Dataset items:
_ _ _

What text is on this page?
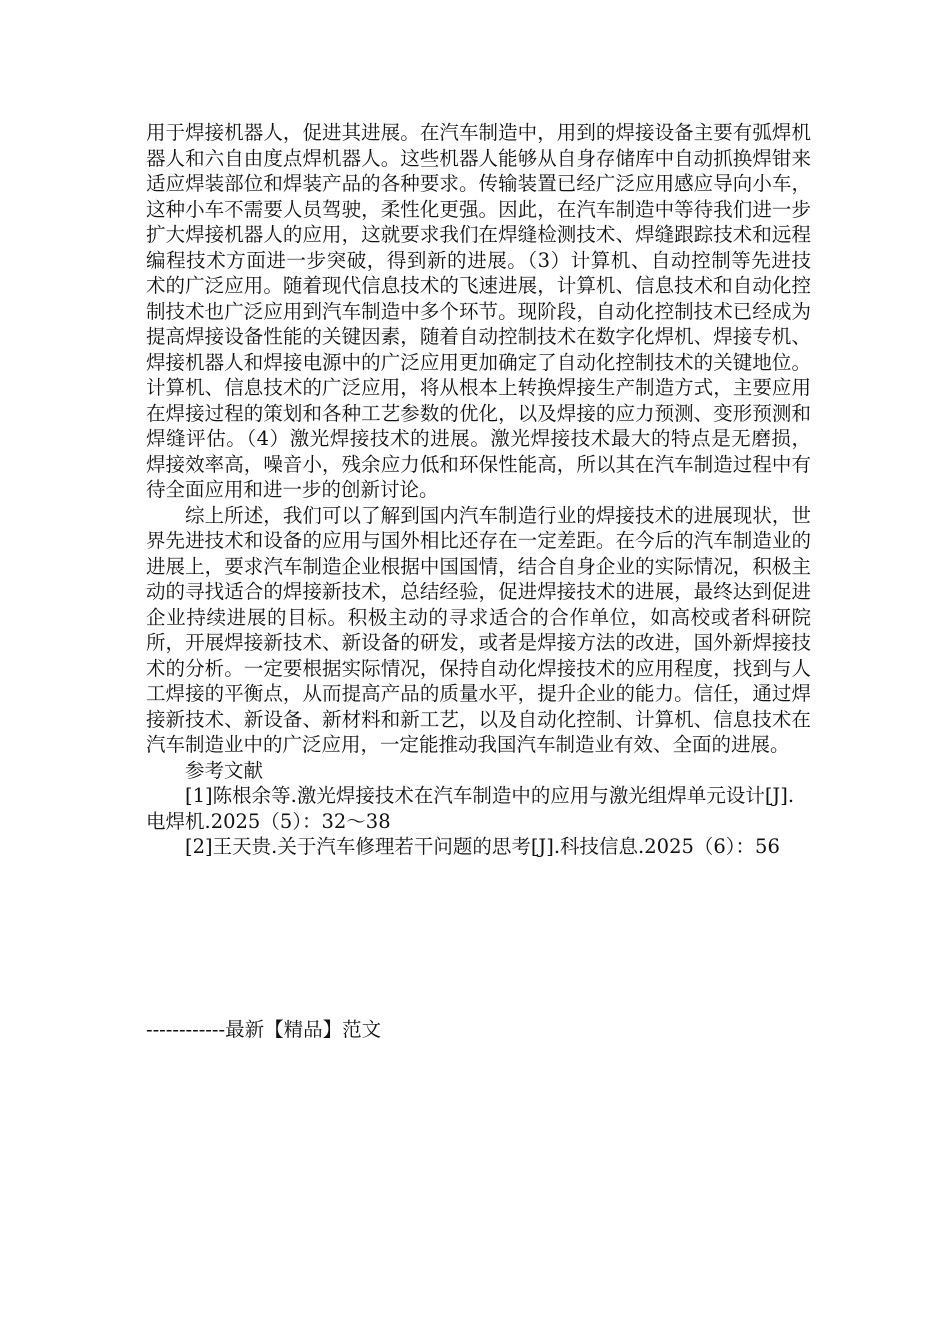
用于焊接机器人，促进其进展。在汽车制造中，用到的焊接设备主要有弧焊机器人和六自由度点焊机器人。这些机器人能够从自身存储库中自动抓换焊钳来适应焊装部位和焊装产品的各种要求。传输装置已经广泛应用感应导向小车，这种小车不需要人员驾驶，柔性化更强。因此，在汽车制造中等待我们进一步扩大焊接机器人的应用，这就要求我们在焊缝检测技术、焊缝跟踪技术和远程编程技术方面进一步突破，得到新的进展。（3）计算机、自动控制等先进技术的广泛应用。随着现代信息技术的飞速进展，计算机、信息技术和自动化控制技术也广泛应用到汽车制造中多个环节。现阶段，自动化控制技术已经成为提高焊接设备性能的关键因素，随着自动控制技术在数字化焊机、焊接专机、焊接机器人和焊接电源中的广泛应用更加确定了自动化控制技术的关键地位。计算机、信息技术的广泛应用，将从根本上转换焊接生产制造方式，主要应用在焊接过程的策划和各种工艺参数的优化，以及焊接的应力预测、变形预测和焊缝评估。（4）激光焊接技术的进展。激光焊接技术最大的特点是无磨损，焊接效率高，噪音小，残余应力低和环保性能高，所以其在汽车制造过程中有待全面应用和进一步的创新讨论。

综上所述，我们可以了解到国内汽车制造行业的焊接技术的进展现状，世界先进技术和设备的应用与国外相比还存在一定差距。在今后的汽车制造业的进展上，要求汽车制造企业根据中国国情，结合自身企业的实际情况，积极主动的寻找适合的焊接新技术，总结经验，促进焊接技术的进展，最终达到促进企业持续进展的目标。积极主动的寻求适合的合作单位，如高校或者科研院所，开展焊接新技术、新设备的研发，或者是焊接方法的改进，国外新焊接技术的分析。一定要根据实际情况，保持自动化焊接技术的应用程度，找到与人工焊接的平衡点，从而提高产品的质量水平，提升企业的能力。信任，通过焊接新技术、新设备、新材料和新工艺，以及自动化控制、计算机、信息技术在汽车制造业中的广泛应用，一定能推动我国汽车制造业有效、全面的进展。

参考文献

[1]陈根余等.激光焊接技术在汽车制造中的应用与激光组焊单元设计[J].电焊机.2025（5）：32～38

[2]王天贵.关于汽车修理若干问题的思考[J].科技信息.2025（6）：56

------------最新【精品】范文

_ _ _

» Exercise prompt:
Quote everything in the listing above exactly; pictures are the only thing to omit.

» Exercise output:
What text is on this page?
用于焊接机器人，促进其进展。在汽车制造中，用到的焊接设备主要有弧焊机器人和六自由度点焊机器人。这些机器人能够从自身存储库中自动抓换焊钳来适应焊装部位和焊装产品的各种要求。传输装置已经广泛应用感应导向小车，这种小车不需要人员驾驶，柔性化更强。因此，在汽车制造中等待我们进一步扩大焊接机器人的应用，这就要求我们在焊缝检测技术、焊缝跟踪技术和远程编程技术方面进一步突破，得到新的进展。（3）计算机、自动控制等先进技术的广泛应用。随着现代信息技术的飞速进展，计算机、信息技术和自动化控制技术也广泛应用到汽车制造中多个环节。现阶段，自动化控制技术已经成为提高焊接设备性能的关键因素，随着自动控制技术在数字化焊机、焊接专机、焊接机器人和焊接电源中的广泛应用更加确定了自动化控制技术的关键地位。计算机、信息技术的广泛应用，将从根本上转换焊接生产制造方式，主要应用在焊接过程的策划和各种工艺参数的优化，以及焊接的应力预测、变形预测和焊缝评估。（4）激光焊接技术的进展。激光焊接技术最大的特点是无磨损，焊接效率高，噪音小，残余应力低和环保性能高，所以其在汽车制造过程中有待全面应用和进一步的创新讨论。

综上所述，我们可以了解到国内汽车制造行业的焊接技术的进展现状，世界先进技术和设备的应用与国外相比还存在一定差距。在今后的汽车制造业的进展上，要求汽车制造企业根据中国国情，结合自身企业的实际情况，积极主动的寻找适合的焊接新技术，总结经验，促进焊接技术的进展，最终达到促进企业持续进展的目标。积极主动的寻求适合的合作单位，如高校或者科研院所，开展焊接新技术、新设备的研发，或者是焊接方法的改进，国外新焊接技术的分析。一定要根据实际情况，保持自动化焊接技术的应用程度，找到与人工焊接的平衡点，从而提高产品的质量水平，提升企业的能力。信任，通过焊接新技术、新设备、新材料和新工艺，以及自动化控制、计算机、信息技术在汽车制造业中的广泛应用，一定能推动我国汽车制造业有效、全面的进展。

参考文献

[1]陈根余等.激光焊接技术在汽车制造中的应用与激光组焊单元设计[J].电焊机.2025（5）：32～38

[2]王天贵.关于汽车修理若干问题的思考[J].科技信息.2025（6）：56

------------最新【精品】范文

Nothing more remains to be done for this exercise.